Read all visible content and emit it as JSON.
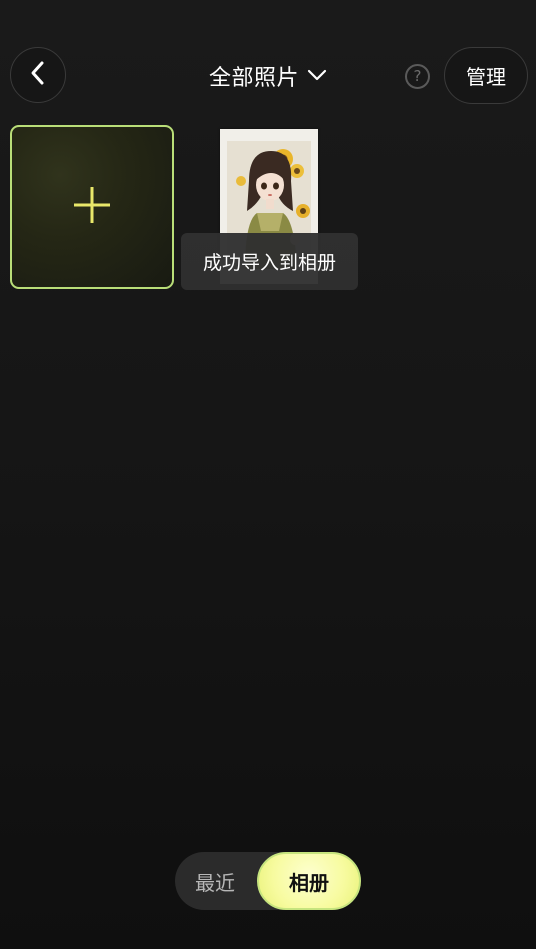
{
  "header": {
    "title": "全部照片",
    "back_icon": "chevron-left-icon",
    "dropdown_icon": "chevron-down-icon",
    "help_icon": "question-circle-icon",
    "help_glyph": "?",
    "manage_label": "管理"
  },
  "grid": {
    "add_tile_icon": "plus-icon",
    "photo_items": [
      {
        "kind": "instant-photo",
        "subject": "girl-with-sunflowers"
      }
    ]
  },
  "toast": {
    "text": "成功导入到相册"
  },
  "segmented": {
    "recent_label": "最近",
    "album_label": "相册",
    "selected": "album"
  },
  "colors": {
    "background": "#161616",
    "accent_border": "#b9de78",
    "accent_fill": "#f7fb9f",
    "plus": "#e9e86a"
  }
}
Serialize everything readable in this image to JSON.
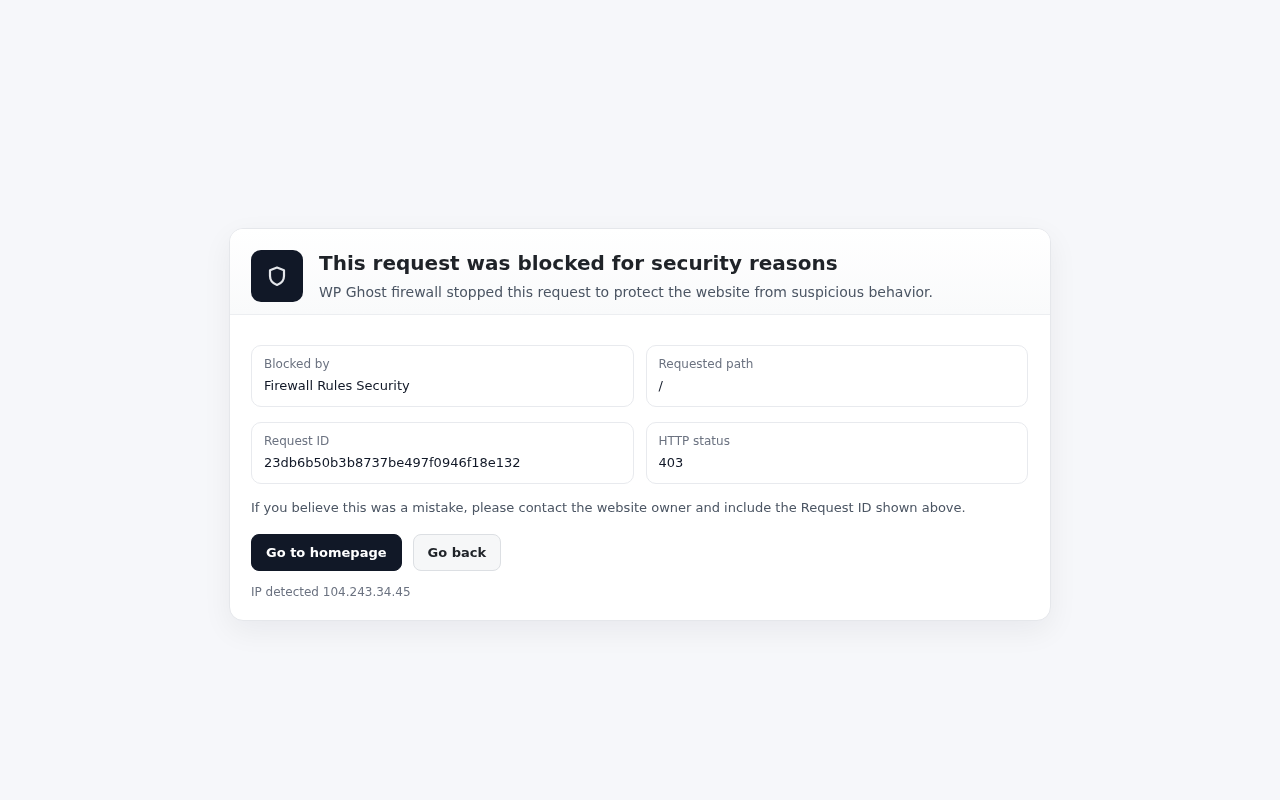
{
  "header": {
    "title": "This request was blocked for security reasons",
    "subtitle": "WP Ghost firewall stopped this request to protect the website from suspicious behavior."
  },
  "details": [
    {
      "label": "Blocked by",
      "value": "Firewall Rules Security"
    },
    {
      "label": "Requested path",
      "value": "/"
    },
    {
      "label": "Request ID",
      "value": "23db6b50b3b8737be497f0946f18e132"
    },
    {
      "label": "HTTP status",
      "value": "403"
    }
  ],
  "note": "If you believe this was a mistake, please contact the website owner and include the Request ID shown above.",
  "buttons": [
    {
      "label": "Go to homepage",
      "kind": "primary"
    },
    {
      "label": "Go back",
      "kind": "secondary"
    }
  ],
  "footer": "IP detected 104.243.34.45"
}
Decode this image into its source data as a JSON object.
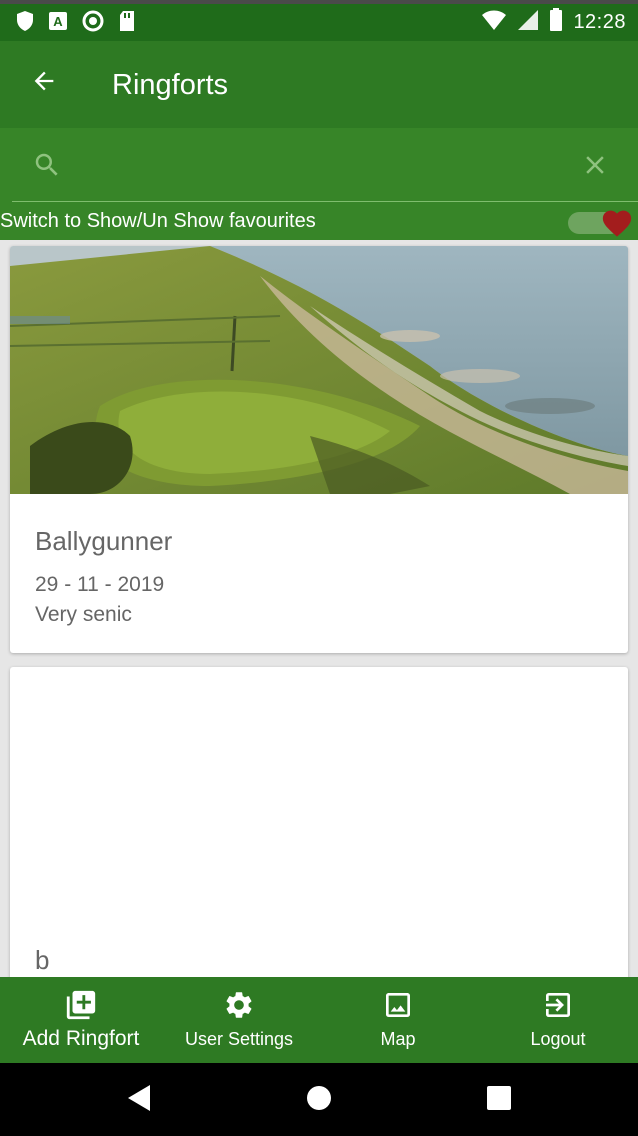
{
  "status_bar": {
    "time": "12:28",
    "left_icons": [
      "shield-icon",
      "a-letter-icon",
      "circle-record-icon",
      "sd-card-icon"
    ],
    "right_icons": [
      "wifi-icon",
      "signal-icon",
      "battery-icon"
    ]
  },
  "app_bar": {
    "title": "Ringforts",
    "back_icon": "arrow-left-icon"
  },
  "search": {
    "value": "",
    "placeholder": "",
    "search_icon": "search-icon",
    "clear_icon": "close-icon"
  },
  "favourites": {
    "label": "Switch to Show/Un Show favourites",
    "toggle_state": "on",
    "heart_color": "#a31d1d"
  },
  "ringforts": [
    {
      "title": "Ballygunner",
      "date": "29 - 11 - 2019",
      "description": "Very senic",
      "has_image": true
    },
    {
      "title": "b",
      "date": "",
      "description": "",
      "has_image": false
    }
  ],
  "bottom_nav": [
    {
      "label": "Add Ringfort",
      "icon": "add-box-icon"
    },
    {
      "label": "User Settings",
      "icon": "gear-icon"
    },
    {
      "label": "Map",
      "icon": "image-icon"
    },
    {
      "label": "Logout",
      "icon": "logout-icon"
    }
  ],
  "colors": {
    "status_bar": "#1f6b1a",
    "primary": "#2e7a23",
    "search_bg": "#378528",
    "card_text": "#666666"
  }
}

***

What is needed –
Make a verbatim copy of all the entries and strip out the pictures.

Written reply –
Read all visible content and emit it as JSON.
{
  "header": {
    "title": "全部照片",
    "back_icon": "chevron-left-icon",
    "dropdown_icon": "chevron-down-icon",
    "help_icon": "question-circle-icon",
    "help_glyph": "?",
    "manage_label": "管理"
  },
  "grid": {
    "add_tile_icon": "plus-icon",
    "photo_items": [
      {
        "kind": "instant-photo",
        "subject": "girl-with-sunflowers"
      }
    ]
  },
  "toast": {
    "text": "成功导入到相册"
  },
  "segmented": {
    "recent_label": "最近",
    "album_label": "相册",
    "selected": "album"
  },
  "colors": {
    "background": "#161616",
    "accent_border": "#b9de78",
    "accent_fill": "#f7fb9f",
    "plus": "#e9e86a"
  }
}
Serialize everything readable in this image to JSON.
{
  "header": {
    "title": "This request was blocked for security reasons",
    "subtitle": "WP Ghost firewall stopped this request to protect the website from suspicious behavior."
  },
  "details": [
    {
      "label": "Blocked by",
      "value": "Firewall Rules Security"
    },
    {
      "label": "Requested path",
      "value": "/"
    },
    {
      "label": "Request ID",
      "value": "23db6b50b3b8737be497f0946f18e132"
    },
    {
      "label": "HTTP status",
      "value": "403"
    }
  ],
  "note": "If you believe this was a mistake, please contact the website owner and include the Request ID shown above.",
  "buttons": [
    {
      "label": "Go to homepage",
      "kind": "primary"
    },
    {
      "label": "Go back",
      "kind": "secondary"
    }
  ],
  "footer": "IP detected 104.243.34.45"
}
Decode this image into its source data as a JSON object.
{
  "status_bar": {
    "time": "12:28",
    "left_icons": [
      "shield-icon",
      "a-letter-icon",
      "circle-record-icon",
      "sd-card-icon"
    ],
    "right_icons": [
      "wifi-icon",
      "signal-icon",
      "battery-icon"
    ]
  },
  "app_bar": {
    "title": "Ringforts",
    "back_icon": "arrow-left-icon"
  },
  "search": {
    "value": "",
    "placeholder": "",
    "search_icon": "search-icon",
    "clear_icon": "close-icon"
  },
  "favourites": {
    "label": "Switch to Show/Un Show favourites",
    "toggle_state": "on",
    "heart_color": "#a31d1d"
  },
  "ringforts": [
    {
      "title": "Ballygunner",
      "date": "29 - 11 - 2019",
      "description": "Very senic",
      "has_image": true
    },
    {
      "title": "b",
      "date": "",
      "description": "",
      "has_image": false
    }
  ],
  "bottom_nav": [
    {
      "label": "Add Ringfort",
      "icon": "add-box-icon"
    },
    {
      "label": "User Settings",
      "icon": "gear-icon"
    },
    {
      "label": "Map",
      "icon": "image-icon"
    },
    {
      "label": "Logout",
      "icon": "logout-icon"
    }
  ],
  "colors": {
    "status_bar": "#1f6b1a",
    "primary": "#2e7a23",
    "search_bg": "#378528",
    "card_text": "#666666"
  }
}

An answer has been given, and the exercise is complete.